++++ Available records

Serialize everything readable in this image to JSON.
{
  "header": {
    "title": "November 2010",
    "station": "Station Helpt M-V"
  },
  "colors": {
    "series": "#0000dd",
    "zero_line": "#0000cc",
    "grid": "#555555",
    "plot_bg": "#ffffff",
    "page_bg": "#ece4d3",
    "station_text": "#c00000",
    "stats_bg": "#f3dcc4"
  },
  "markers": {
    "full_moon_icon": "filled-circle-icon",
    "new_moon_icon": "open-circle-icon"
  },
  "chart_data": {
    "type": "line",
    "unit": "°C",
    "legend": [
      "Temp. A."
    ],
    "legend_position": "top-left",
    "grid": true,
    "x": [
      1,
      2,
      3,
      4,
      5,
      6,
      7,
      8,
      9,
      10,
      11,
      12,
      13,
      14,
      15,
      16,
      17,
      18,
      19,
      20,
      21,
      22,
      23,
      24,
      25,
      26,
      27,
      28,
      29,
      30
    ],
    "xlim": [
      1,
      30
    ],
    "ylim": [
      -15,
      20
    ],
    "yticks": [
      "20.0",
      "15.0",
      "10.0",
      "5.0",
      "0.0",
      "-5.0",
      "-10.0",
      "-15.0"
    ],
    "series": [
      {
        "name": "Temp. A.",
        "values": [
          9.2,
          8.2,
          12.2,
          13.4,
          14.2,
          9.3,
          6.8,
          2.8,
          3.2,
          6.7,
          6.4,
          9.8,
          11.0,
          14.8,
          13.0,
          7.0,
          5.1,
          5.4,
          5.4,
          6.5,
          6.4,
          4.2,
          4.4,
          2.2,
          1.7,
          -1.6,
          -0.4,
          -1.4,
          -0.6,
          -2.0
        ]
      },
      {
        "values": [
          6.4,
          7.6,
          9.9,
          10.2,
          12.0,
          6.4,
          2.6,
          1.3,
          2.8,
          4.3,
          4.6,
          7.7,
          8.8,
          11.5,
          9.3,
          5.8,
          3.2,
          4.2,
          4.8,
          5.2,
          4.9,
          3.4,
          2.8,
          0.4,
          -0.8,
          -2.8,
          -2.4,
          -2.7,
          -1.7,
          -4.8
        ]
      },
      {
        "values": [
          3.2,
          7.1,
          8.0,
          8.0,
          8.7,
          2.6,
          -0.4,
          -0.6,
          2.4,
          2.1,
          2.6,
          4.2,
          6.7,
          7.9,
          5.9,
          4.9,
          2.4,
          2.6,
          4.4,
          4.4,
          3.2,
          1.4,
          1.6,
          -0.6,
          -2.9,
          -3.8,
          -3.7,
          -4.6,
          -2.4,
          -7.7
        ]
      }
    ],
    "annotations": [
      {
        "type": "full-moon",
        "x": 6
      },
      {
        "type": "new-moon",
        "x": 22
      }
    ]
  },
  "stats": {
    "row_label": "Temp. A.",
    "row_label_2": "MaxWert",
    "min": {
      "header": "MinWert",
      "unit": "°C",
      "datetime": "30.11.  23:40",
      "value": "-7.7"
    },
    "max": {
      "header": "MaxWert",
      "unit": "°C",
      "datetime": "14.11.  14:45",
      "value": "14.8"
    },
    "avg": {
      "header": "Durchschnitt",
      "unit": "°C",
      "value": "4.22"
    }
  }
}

++++++++

◆ Goal: Each line containing the word "datetime" counts once; say how many such lines there are, giving only the number.

◆ Solution for this problem: 2